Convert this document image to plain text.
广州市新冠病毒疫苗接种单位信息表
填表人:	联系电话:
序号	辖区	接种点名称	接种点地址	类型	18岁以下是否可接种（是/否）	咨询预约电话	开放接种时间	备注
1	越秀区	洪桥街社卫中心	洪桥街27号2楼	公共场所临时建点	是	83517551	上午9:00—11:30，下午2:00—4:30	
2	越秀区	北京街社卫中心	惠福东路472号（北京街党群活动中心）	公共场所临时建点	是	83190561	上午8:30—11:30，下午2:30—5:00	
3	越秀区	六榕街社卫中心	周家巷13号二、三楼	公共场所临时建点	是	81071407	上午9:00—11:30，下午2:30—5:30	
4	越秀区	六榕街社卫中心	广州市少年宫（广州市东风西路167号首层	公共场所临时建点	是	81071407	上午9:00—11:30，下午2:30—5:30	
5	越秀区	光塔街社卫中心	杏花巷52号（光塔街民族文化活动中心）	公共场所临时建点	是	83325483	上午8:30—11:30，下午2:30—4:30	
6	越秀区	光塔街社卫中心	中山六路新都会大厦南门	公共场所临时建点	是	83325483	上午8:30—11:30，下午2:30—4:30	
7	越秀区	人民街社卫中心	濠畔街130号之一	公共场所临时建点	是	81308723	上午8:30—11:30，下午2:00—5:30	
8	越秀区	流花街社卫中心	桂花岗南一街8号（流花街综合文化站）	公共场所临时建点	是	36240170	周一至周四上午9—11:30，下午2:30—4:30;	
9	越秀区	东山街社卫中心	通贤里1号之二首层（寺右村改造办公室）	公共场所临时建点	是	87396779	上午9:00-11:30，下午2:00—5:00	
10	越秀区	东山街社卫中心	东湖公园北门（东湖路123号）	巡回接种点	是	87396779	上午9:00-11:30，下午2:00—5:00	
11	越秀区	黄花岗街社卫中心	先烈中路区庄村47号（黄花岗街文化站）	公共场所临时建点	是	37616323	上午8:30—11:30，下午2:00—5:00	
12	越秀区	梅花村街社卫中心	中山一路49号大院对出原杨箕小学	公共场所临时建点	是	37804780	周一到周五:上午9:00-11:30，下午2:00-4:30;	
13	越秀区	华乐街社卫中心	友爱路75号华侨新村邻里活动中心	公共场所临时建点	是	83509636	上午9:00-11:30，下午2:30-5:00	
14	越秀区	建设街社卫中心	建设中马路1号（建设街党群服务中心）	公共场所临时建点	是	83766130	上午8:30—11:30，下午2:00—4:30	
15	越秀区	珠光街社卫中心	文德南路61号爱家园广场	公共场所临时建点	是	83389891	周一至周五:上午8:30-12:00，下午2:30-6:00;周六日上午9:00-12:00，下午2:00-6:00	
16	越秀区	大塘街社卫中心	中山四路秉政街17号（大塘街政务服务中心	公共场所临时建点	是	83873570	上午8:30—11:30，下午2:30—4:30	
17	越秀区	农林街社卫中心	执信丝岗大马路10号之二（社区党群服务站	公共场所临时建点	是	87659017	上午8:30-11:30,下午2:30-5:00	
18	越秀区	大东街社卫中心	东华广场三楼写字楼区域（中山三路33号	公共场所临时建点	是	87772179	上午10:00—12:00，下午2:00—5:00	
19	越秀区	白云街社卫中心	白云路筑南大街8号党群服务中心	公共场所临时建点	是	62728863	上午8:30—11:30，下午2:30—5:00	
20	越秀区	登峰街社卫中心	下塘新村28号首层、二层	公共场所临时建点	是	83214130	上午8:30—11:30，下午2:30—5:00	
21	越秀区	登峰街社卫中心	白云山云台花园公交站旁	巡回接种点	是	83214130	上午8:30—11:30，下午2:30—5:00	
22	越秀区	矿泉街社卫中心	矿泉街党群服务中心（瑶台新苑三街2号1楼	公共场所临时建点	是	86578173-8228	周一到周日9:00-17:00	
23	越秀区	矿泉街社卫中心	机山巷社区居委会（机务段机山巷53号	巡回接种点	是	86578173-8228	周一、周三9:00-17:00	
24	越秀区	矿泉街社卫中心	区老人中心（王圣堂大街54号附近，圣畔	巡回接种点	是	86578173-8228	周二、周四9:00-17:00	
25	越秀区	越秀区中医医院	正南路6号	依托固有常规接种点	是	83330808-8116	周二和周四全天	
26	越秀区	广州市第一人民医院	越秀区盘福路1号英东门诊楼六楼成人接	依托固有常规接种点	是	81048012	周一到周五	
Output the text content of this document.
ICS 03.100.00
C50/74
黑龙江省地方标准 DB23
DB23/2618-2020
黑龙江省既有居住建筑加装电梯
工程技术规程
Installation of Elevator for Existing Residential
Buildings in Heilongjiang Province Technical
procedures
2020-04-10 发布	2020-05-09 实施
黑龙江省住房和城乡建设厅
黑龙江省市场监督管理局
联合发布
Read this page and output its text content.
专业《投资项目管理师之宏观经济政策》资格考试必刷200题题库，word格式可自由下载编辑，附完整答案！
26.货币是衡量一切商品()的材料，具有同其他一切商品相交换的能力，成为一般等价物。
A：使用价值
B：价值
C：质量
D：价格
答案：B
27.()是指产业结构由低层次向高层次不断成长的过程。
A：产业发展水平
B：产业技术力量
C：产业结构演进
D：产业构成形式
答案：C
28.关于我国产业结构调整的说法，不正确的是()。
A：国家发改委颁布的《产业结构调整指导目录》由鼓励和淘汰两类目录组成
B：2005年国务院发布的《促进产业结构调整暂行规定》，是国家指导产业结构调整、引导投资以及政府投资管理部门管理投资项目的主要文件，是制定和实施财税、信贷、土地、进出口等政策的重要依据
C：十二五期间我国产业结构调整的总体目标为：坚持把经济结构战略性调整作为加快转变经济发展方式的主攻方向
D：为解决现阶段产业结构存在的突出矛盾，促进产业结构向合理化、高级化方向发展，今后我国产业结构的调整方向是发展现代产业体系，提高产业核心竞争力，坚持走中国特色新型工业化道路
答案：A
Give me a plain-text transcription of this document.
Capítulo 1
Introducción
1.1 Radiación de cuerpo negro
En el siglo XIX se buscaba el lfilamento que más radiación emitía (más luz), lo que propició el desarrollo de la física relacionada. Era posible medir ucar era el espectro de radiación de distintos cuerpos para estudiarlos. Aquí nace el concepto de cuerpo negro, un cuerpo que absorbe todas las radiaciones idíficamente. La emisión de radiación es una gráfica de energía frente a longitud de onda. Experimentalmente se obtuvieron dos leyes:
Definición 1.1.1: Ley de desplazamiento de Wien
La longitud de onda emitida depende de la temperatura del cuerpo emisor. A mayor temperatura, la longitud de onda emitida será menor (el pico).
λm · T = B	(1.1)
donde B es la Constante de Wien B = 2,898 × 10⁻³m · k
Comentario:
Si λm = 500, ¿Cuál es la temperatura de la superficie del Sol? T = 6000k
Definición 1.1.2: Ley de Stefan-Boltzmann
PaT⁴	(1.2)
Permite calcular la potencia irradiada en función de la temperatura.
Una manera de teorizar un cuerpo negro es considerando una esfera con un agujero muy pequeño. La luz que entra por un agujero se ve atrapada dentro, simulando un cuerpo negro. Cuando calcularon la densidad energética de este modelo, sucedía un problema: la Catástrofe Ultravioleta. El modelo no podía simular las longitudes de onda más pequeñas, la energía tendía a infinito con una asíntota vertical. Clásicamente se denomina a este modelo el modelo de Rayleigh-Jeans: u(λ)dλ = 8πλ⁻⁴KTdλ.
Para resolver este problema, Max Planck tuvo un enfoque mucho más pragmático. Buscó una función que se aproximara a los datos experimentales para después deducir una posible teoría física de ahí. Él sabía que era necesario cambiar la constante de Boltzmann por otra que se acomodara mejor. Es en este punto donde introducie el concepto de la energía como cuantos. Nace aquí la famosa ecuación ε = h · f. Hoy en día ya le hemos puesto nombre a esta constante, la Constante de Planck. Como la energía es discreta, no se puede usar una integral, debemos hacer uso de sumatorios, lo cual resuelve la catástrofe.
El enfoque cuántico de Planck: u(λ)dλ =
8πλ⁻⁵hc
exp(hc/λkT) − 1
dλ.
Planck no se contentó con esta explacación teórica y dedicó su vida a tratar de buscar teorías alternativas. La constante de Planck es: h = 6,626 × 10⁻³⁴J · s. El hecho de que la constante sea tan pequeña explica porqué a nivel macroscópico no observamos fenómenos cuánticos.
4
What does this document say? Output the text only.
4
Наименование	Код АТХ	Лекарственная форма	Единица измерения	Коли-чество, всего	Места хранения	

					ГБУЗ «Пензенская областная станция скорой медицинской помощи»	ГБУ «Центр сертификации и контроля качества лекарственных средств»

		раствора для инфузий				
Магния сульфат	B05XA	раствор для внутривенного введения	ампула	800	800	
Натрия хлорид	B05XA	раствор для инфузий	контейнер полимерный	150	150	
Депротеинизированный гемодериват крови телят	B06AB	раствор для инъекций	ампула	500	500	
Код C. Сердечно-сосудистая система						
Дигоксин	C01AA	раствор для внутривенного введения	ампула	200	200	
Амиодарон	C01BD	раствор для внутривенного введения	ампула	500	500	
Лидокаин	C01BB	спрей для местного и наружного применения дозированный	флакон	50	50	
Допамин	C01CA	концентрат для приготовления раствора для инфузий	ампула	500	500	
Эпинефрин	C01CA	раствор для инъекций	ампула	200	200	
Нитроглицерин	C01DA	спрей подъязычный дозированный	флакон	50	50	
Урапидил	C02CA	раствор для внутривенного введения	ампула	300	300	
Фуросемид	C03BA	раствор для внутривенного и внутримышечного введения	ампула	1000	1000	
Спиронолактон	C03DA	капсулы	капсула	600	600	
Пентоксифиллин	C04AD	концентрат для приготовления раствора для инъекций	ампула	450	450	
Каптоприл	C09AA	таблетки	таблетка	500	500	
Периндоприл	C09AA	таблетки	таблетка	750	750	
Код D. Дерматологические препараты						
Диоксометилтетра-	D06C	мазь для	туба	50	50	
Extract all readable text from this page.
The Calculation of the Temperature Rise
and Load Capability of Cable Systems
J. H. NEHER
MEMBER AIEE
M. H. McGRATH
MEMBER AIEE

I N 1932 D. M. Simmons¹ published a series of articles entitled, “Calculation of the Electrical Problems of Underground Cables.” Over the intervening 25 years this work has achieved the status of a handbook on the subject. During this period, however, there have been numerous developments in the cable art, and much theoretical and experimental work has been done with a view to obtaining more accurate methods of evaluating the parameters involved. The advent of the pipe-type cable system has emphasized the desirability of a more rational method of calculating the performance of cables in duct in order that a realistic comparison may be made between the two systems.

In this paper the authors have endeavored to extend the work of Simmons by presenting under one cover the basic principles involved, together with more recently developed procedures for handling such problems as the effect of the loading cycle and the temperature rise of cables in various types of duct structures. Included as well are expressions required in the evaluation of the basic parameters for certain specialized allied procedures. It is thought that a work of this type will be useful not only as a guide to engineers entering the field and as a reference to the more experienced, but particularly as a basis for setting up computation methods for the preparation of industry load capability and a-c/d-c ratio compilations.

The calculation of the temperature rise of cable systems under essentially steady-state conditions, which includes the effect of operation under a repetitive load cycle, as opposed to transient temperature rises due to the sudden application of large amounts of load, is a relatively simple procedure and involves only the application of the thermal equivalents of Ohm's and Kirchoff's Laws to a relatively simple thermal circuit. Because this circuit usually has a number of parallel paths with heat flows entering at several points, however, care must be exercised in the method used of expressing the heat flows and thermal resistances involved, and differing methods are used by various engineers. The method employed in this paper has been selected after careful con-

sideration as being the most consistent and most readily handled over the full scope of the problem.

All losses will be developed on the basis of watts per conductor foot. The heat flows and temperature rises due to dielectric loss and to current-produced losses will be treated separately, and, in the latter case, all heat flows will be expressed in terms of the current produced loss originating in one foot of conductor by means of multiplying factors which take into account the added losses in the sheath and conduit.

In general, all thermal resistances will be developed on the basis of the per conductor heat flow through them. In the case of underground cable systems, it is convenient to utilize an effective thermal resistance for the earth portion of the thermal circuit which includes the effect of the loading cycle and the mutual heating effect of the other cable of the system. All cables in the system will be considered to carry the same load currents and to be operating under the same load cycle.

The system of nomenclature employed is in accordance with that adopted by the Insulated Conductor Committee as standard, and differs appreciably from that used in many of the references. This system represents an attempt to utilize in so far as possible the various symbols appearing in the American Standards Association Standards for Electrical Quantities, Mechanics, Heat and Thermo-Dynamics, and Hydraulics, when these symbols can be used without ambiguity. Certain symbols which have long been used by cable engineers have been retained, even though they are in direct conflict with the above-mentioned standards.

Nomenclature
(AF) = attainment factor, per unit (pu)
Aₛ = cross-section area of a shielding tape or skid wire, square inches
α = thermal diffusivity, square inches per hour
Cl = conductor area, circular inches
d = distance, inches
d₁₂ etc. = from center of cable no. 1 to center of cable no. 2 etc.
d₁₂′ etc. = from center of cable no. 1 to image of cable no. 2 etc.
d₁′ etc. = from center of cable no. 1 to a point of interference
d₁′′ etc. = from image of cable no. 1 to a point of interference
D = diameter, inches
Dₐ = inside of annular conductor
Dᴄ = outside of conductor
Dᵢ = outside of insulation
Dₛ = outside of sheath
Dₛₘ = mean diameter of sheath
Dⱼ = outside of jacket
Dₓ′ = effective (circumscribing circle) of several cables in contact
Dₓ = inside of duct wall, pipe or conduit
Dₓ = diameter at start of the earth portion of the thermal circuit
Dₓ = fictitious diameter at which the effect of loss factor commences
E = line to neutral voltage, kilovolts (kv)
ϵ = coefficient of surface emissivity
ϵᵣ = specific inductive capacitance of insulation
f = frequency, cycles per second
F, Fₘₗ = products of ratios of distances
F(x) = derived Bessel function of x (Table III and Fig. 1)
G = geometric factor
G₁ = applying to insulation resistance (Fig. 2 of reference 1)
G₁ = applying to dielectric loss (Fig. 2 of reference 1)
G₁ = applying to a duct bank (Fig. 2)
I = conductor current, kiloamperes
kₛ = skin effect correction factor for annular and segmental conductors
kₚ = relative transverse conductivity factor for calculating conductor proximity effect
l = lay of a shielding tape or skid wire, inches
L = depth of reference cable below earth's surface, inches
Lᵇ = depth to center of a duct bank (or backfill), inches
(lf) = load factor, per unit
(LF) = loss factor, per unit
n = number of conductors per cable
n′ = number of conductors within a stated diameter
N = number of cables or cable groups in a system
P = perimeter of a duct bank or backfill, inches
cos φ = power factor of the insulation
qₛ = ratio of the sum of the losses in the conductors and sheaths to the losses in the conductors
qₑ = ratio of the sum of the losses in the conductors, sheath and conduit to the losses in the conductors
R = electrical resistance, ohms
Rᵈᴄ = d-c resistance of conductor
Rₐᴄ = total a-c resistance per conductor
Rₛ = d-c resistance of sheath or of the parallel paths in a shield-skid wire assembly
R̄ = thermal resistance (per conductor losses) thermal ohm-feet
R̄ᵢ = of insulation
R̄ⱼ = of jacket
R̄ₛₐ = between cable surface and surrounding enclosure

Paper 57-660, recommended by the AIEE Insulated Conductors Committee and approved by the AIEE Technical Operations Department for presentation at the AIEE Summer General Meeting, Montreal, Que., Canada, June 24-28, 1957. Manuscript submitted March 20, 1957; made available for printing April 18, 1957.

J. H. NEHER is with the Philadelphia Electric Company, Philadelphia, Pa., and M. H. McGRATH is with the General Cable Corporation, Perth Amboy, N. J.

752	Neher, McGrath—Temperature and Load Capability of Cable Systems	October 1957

◇ ◇ ◇ ◇ ◇ ◇ ◇

Problem details → Pick out every line above that holds the word "登峰街社卫中心" and copy it.

Response to the exercise →
20	越秀区	登峰街社卫中心	下塘新村28号首层、二层	公共场所临时建点	是	83214130	上午8:30—11:30，下午2:30—5:00	
21	越秀区	登峰街社卫中心	白云山云台花园公交站旁	巡回接种点	是	83214130	上午8:30—11:30，下午2:30—5:00	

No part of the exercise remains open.